== RECORDED INFORMATION

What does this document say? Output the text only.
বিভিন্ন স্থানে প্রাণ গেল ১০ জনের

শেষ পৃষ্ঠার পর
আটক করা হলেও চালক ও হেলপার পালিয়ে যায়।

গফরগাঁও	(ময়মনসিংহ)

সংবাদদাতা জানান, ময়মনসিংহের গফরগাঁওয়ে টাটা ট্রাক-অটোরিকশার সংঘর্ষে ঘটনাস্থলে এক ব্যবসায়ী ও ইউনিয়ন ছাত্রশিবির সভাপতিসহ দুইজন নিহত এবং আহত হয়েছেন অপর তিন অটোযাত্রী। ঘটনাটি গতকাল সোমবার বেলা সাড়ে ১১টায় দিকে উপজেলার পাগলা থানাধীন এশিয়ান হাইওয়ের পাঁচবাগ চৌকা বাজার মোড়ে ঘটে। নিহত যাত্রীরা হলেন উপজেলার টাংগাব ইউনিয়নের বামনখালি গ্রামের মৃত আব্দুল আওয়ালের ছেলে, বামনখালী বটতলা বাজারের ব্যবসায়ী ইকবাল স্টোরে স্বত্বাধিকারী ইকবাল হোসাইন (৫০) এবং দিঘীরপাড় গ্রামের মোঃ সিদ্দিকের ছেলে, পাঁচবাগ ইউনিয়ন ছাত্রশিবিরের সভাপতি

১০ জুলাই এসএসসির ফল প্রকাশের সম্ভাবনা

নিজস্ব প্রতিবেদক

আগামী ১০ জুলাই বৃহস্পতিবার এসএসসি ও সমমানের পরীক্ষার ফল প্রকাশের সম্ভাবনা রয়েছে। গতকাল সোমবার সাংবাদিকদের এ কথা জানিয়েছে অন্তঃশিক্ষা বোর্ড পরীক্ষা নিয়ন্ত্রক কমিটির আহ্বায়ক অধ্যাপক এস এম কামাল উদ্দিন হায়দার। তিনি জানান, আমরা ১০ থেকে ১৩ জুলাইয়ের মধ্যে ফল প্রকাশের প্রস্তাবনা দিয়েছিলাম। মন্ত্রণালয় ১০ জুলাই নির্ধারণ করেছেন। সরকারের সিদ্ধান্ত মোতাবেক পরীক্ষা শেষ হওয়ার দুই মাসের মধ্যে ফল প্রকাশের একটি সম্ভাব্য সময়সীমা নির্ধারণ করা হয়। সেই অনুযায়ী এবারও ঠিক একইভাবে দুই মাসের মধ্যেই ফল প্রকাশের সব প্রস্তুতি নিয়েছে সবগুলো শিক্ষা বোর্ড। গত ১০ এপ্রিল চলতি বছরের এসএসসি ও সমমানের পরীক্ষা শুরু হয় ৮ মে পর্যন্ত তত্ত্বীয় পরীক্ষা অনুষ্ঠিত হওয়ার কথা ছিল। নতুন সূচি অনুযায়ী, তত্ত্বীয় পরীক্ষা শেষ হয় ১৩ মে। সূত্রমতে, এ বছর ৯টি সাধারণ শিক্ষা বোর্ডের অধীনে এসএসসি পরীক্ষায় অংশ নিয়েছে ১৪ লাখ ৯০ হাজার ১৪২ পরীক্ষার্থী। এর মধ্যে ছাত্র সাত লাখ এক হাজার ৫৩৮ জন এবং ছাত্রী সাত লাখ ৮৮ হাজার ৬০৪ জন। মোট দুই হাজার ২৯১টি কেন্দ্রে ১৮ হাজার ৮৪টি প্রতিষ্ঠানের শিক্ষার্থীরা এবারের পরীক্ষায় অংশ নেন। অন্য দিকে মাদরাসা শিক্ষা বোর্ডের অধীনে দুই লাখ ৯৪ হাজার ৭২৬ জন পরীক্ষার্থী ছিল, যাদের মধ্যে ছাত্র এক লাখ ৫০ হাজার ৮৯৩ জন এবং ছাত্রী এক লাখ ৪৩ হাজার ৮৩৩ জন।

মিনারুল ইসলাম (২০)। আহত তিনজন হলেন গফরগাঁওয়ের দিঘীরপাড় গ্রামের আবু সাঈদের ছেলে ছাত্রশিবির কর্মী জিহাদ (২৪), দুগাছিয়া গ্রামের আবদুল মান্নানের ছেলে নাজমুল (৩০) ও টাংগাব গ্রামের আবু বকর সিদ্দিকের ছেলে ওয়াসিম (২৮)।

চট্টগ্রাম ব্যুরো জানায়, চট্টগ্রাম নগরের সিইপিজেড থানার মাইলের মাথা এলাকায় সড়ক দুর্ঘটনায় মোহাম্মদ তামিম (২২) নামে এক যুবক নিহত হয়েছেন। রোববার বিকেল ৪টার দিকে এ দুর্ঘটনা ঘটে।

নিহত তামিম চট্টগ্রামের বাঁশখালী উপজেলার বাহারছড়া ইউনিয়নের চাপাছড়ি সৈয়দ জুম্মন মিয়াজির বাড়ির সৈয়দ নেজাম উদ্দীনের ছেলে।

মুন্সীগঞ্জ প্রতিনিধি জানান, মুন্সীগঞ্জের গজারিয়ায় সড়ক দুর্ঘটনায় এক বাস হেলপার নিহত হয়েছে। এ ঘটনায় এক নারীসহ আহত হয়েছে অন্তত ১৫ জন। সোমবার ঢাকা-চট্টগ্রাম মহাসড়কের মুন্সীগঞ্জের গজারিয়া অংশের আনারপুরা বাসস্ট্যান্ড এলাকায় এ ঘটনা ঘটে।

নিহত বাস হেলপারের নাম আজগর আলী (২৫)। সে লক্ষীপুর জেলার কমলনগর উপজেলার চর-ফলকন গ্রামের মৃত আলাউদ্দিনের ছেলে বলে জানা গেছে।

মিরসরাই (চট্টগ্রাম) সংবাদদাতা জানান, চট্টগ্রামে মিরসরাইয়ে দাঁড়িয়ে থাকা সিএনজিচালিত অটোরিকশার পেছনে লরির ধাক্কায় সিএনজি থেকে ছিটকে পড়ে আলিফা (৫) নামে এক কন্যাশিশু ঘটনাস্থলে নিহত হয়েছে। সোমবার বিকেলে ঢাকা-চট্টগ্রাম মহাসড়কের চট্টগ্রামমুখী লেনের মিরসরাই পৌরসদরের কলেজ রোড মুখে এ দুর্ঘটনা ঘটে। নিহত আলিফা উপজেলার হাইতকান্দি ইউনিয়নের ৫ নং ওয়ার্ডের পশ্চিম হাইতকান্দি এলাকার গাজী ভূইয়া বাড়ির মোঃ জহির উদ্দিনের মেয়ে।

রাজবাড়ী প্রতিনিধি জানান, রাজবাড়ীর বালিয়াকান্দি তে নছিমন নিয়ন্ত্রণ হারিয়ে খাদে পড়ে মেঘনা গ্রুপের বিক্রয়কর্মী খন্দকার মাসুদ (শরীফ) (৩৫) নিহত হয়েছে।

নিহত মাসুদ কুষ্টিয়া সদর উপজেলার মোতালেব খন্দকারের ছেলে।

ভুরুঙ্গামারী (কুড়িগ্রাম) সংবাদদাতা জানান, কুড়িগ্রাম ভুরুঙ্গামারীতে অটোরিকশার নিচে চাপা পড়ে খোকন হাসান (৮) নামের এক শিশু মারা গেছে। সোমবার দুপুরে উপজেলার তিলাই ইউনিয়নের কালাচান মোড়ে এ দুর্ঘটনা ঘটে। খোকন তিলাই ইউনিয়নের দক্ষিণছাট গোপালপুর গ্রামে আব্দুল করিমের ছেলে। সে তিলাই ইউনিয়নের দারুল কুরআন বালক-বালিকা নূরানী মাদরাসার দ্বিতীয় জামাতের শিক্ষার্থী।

====

* WHAT TO WORK ON *
Extract all lines as given.

* REPLY *
What does this document say? Output the text only.
বিভিন্ন স্থানে প্রাণ গেল ১০ জনের

শেষ পৃষ্ঠার পর
আটক করা হলেও চালক ও হেলপার পালিয়ে যায়।

গফরগাঁও	(ময়মনসিংহ)

সংবাদদাতা জানান, ময়মনসিংহের গফরগাঁওয়ে টাটা ট্রাক-অটোরিকশার সংঘর্ষে ঘটনাস্থলে এক ব্যবসায়ী ও ইউনিয়ন ছাত্রশিবির সভাপতিসহ দুইজন নিহত এবং আহত হয়েছেন অপর তিন অটোযাত্রী। ঘটনাটি গতকাল সোমবার বেলা সাড়ে ১১টায় দিকে উপজেলার পাগলা থানাধীন এশিয়ান হাইওয়ের পাঁচবাগ চৌকা বাজার মোড়ে ঘটে। নিহত যাত্রীরা হলেন উপজেলার টাংগাব ইউনিয়নের বামনখালি গ্রামের মৃত আব্দুল আওয়ালের ছেলে, বামনখালী বটতলা বাজারের ব্যবসায়ী ইকবাল স্টোরে স্বত্বাধিকারী ইকবাল হোসাইন (৫০) এবং দিঘীরপাড় গ্রামের মোঃ সিদ্দিকের ছেলে, পাঁচবাগ ইউনিয়ন ছাত্রশিবিরের সভাপতি

১০ জুলাই এসএসসির ফল প্রকাশের সম্ভাবনা

নিজস্ব প্রতিবেদক

আগামী ১০ জুলাই বৃহস্পতিবার এসএসসি ও সমমানের পরীক্ষার ফল প্রকাশের সম্ভাবনা রয়েছে। গতকাল সোমবার সাংবাদিকদের এ কথা জানিয়েছে অন্তঃশিক্ষা বোর্ড পরীক্ষা নিয়ন্ত্রক কমিটির আহ্বায়ক অধ্যাপক এস এম কামাল উদ্দিন হায়দার। তিনি জানান, আমরা ১০ থেকে ১৩ জুলাইয়ের মধ্যে ফল প্রকাশের প্রস্তাবনা দিয়েছিলাম। মন্ত্রণালয় ১০ জুলাই নির্ধারণ করেছেন। সরকারের সিদ্ধান্ত মোতাবেক পরীক্ষা শেষ হওয়ার দুই মাসের মধ্যে ফল প্রকাশের একটি সম্ভাব্য সময়সীমা নির্ধারণ করা হয়। সেই অনুযায়ী এবারও ঠিক একইভাবে দুই মাসের মধ্যেই ফল প্রকাশের সব প্রস্তুতি নিয়েছে সবগুলো শিক্ষা বোর্ড। গত ১০ এপ্রিল চলতি বছরের এসএসসি ও সমমানের পরীক্ষা শুরু হয় ৮ মে পর্যন্ত তত্ত্বীয় পরীক্ষা অনুষ্ঠিত হওয়ার কথা ছিল। নতুন সূচি অনুযায়ী, তত্ত্বীয় পরীক্ষা শেষ হয় ১৩ মে। সূত্রমতে, এ বছর ৯টি সাধারণ শিক্ষা বোর্ডের অধীনে এসএসসি পরীক্ষায় অংশ নিয়েছে ১৪ লাখ ৯০ হাজার ১৪২ পরীক্ষার্থী। এর মধ্যে ছাত্র সাত লাখ এক হাজার ৫৩৮ জন এবং ছাত্রী সাত লাখ ৮৮ হাজার ৬০৪ জন। মোট দুই হাজার ২৯১টি কেন্দ্রে ১৮ হাজার ৮৪টি প্রতিষ্ঠানের শিক্ষার্থীরা এবারের পরীক্ষায় অংশ নেন। অন্য দিকে মাদরাসা শিক্ষা বোর্ডের অধীনে দুই লাখ ৯৪ হাজার ৭২৬ জন পরীক্ষার্থী ছিল, যাদের মধ্যে ছাত্র এক লাখ ৫০ হাজার ৮৯৩ জন এবং ছাত্রী এক লাখ ৪৩ হাজার ৮৩৩ জন।

মিনারুল ইসলাম (২০)। আহত তিনজন হলেন গফরগাঁওয়ের দিঘীরপাড় গ্রামের আবু সাঈদের ছেলে ছাত্রশিবির কর্মী জিহাদ (২৪), দুগাছিয়া গ্রামের আবদুল মান্নানের ছেলে নাজমুল (৩০) ও টাংগাব গ্রামের আবু বকর সিদ্দিকের ছেলে ওয়াসিম (২৮)।

চট্টগ্রাম ব্যুরো জানায়, চট্টগ্রাম নগরের সিইপিজেড থানার মাইলের মাথা এলাকায় সড়ক দুর্ঘটনায় মোহাম্মদ তামিম (২২) নামে এক যুবক নিহত হয়েছেন। রোববার বিকেল ৪টার দিকে এ দুর্ঘটনা ঘটে।

নিহত তামিম চট্টগ্রামের বাঁশখালী উপজেলার বাহারছড়া ইউনিয়নের চাপাছড়ি সৈয়দ জুম্মন মিয়াজির বাড়ির সৈয়দ নেজাম উদ্দীনের ছেলে।

মুন্সীগঞ্জ প্রতিনিধি জানান, মুন্সীগঞ্জের গজারিয়ায় সড়ক দুর্ঘটনায় এক বাস হেলপার নিহত হয়েছে। এ ঘটনায় এক নারীসহ আহত হয়েছে অন্তত ১৫ জন। সোমবার ঢাকা-চট্টগ্রাম মহাসড়কের মুন্সীগঞ্জের গজারিয়া অংশের আনারপুরা বাসস্ট্যান্ড এলাকায় এ ঘটনা ঘটে।

নিহত বাস হেলপারের নাম আজগর আলী (২৫)। সে লক্ষীপুর জেলার কমলনগর উপজেলার চর-ফলকন গ্রামের মৃত আলাউদ্দিনের ছেলে বলে জানা গেছে।

মিরসরাই (চট্টগ্রাম) সংবাদদাতা জানান, চট্টগ্রামে মিরসরাইয়ে দাঁড়িয়ে থাকা সিএনজিচালিত অটোরিকশার পেছনে লরির ধাক্কায় সিএনজি থেকে ছিটকে পড়ে আলিফা (৫) নামে এক কন্যাশিশু ঘটনাস্থলে নিহত হয়েছে। সোমবার বিকেলে ঢাকা-চট্টগ্রাম মহাসড়কের চট্টগ্রামমুখী লেনের মিরসরাই পৌরসদরের কলেজ রোড মুখে এ দুর্ঘটনা ঘটে। নিহত আলিফা উপজেলার হাইতকান্দি ইউনিয়নের ৫ নং ওয়ার্ডের পশ্চিম হাইতকান্দি এলাকার গাজী ভূইয়া বাড়ির মোঃ জহির উদ্দিনের মেয়ে।

রাজবাড়ী প্রতিনিধি জানান, রাজবাড়ীর বালিয়াকান্দি তে নছিমন নিয়ন্ত্রণ হারিয়ে খাদে পড়ে মেঘনা গ্রুপের বিক্রয়কর্মী খন্দকার মাসুদ (শরীফ) (৩৫) নিহত হয়েছে।

নিহত মাসুদ কুষ্টিয়া সদর উপজেলার মোতালেব খন্দকারের ছেলে।

ভুরুঙ্গামারী (কুড়িগ্রাম) সংবাদদাতা জানান, কুড়িগ্রাম ভুরুঙ্গামারীতে অটোরিকশার নিচে চাপা পড়ে খোকন হাসান (৮) নামের এক শিশু মারা গেছে। সোমবার দুপুরে উপজেলার তিলাই ইউনিয়নের কালাচান মোড়ে এ দুর্ঘটনা ঘটে। খোকন তিলাই ইউনিয়নের দক্ষিণছাট গোপালপুর গ্রামে আব্দুল করিমের ছেলে। সে তিলাই ইউনিয়নের দারুল কুরআন বালক-বালিকা নূরানী মাদরাসার দ্বিতীয় জামাতের শিক্ষার্থী।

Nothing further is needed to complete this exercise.